WRITTEN EXERCISE
Each entry below should be returned exactly as is, with the pictures removed.

EXERCISE MATERIAL
-------------------------
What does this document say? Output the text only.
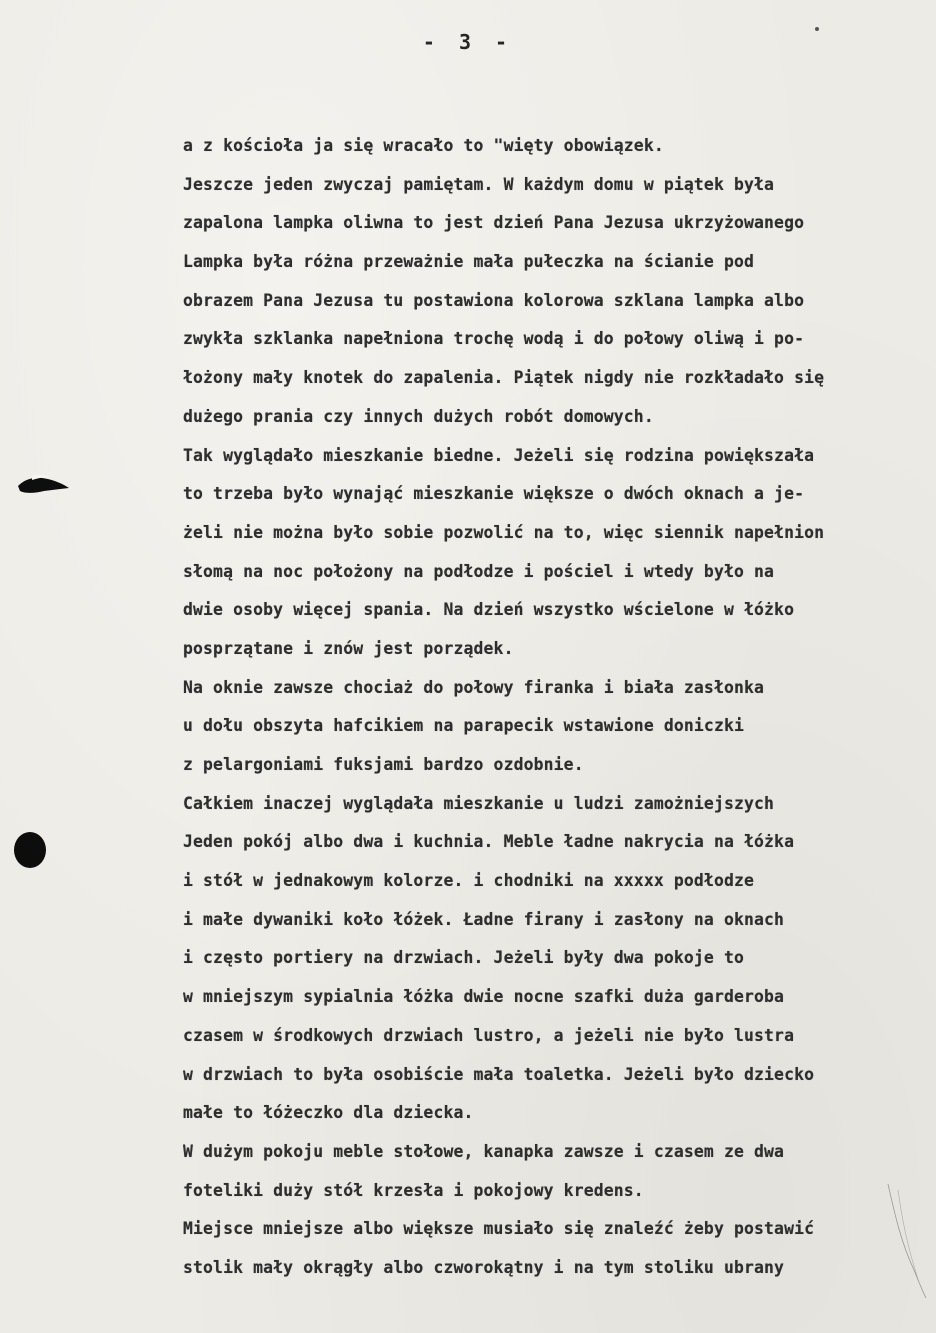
- 3 -
a z kościoła ja się wracało to "więty obowiązek.
Jeszcze jeden zwyczaj pamiętam. W każdym domu w piątek była
zapalona lampka oliwna to jest dzień Pana Jezusa ukrzyżowanego
Lampka była różna przeważnie mała pułeczka na ścianie pod
obrazem Pana Jezusa tu postawiona kolorowa szklana lampka albo
zwykła szklanka napełniona trochę wodą i do połowy oliwą i po-
łożony mały knotek do zapalenia. Piątek nigdy nie rozkładało się
dużego prania czy innych dużych robót domowych.
Tak wyglądało mieszkanie biedne. Jeżeli się rodzina powiększała
to trzeba było wynająć mieszkanie większe o dwóch oknach a je-
żeli nie można było sobie pozwolić na to, więc siennik napełnion
słomą na noc położony na podłodze i pościel i wtedy było na
dwie osoby więcej spania. Na dzień wszystko wścielone w łóżko
posprzątane i znów jest porządek.
Na oknie zawsze chociaż do połowy firanka i biała zasłonka
u dołu obszyta hafcikiem na parapecik wstawione doniczki
z pelargoniami fuksjami bardzo ozdobnie.
Całkiem inaczej wyglądała mieszkanie u ludzi zamożniejszych
Jeden pokój albo dwa i kuchnia. Meble ładne nakrycia na łóżka
i stół w jednakowym kolorze. i chodniki na xxxxx podłodze
i małe dywaniki koło łóżek. Ładne firany i zasłony na oknach
i często portiery na drzwiach. Jeżeli były dwa pokoje to
w mniejszym sypialnia łóżka dwie nocne szafki duża garderoba
czasem w środkowych drzwiach lustro, a jeżeli nie było lustra
w drzwiach to była osobiście mała toaletka. Jeżeli było dziecko
małe to łóżeczko dla dziecka.
W dużym pokoju meble stołowe, kanapka zawsze i czasem ze dwa
foteliki duży stół krzesła i pokojowy kredens.
Miejsce mniejsze albo większe musiało się znaleźć żeby postawić
stolik mały okrągły albo czworokątny i na tym stoliku ubrany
-------------------------
THE SOLUTION
What does this document say? Output the text only.
- 3 -
a z kościoła ja się wracało to "więty obowiązek.
Jeszcze jeden zwyczaj pamiętam. W każdym domu w piątek była
zapalona lampka oliwna to jest dzień Pana Jezusa ukrzyżowanego
Lampka była różna przeważnie mała pułeczka na ścianie pod
obrazem Pana Jezusa tu postawiona kolorowa szklana lampka albo
zwykła szklanka napełniona trochę wodą i do połowy oliwą i po-
łożony mały knotek do zapalenia. Piątek nigdy nie rozkładało się
dużego prania czy innych dużych robót domowych.
Tak wyglądało mieszkanie biedne. Jeżeli się rodzina powiększała
to trzeba było wynająć mieszkanie większe o dwóch oknach a je-
żeli nie można było sobie pozwolić na to, więc siennik napełnion
słomą na noc położony na podłodze i pościel i wtedy było na
dwie osoby więcej spania. Na dzień wszystko wścielone w łóżko
posprzątane i znów jest porządek.
Na oknie zawsze chociaż do połowy firanka i biała zasłonka
u dołu obszyta hafcikiem na parapecik wstawione doniczki
z pelargoniami fuksjami bardzo ozdobnie.
Całkiem inaczej wyglądała mieszkanie u ludzi zamożniejszych
Jeden pokój albo dwa i kuchnia. Meble ładne nakrycia na łóżka
i stół w jednakowym kolorze. i chodniki na xxxxx podłodze
i małe dywaniki koło łóżek. Ładne firany i zasłony na oknach
i często portiery na drzwiach. Jeżeli były dwa pokoje to
w mniejszym sypialnia łóżka dwie nocne szafki duża garderoba
czasem w środkowych drzwiach lustro, a jeżeli nie było lustra
w drzwiach to była osobiście mała toaletka. Jeżeli było dziecko
małe to łóżeczko dla dziecka.
W dużym pokoju meble stołowe, kanapka zawsze i czasem ze dwa
foteliki duży stół krzesła i pokojowy kredens.
Miejsce mniejsze albo większe musiało się znaleźć żeby postawić
stolik mały okrągły albo czworokątny i na tym stoliku ubrany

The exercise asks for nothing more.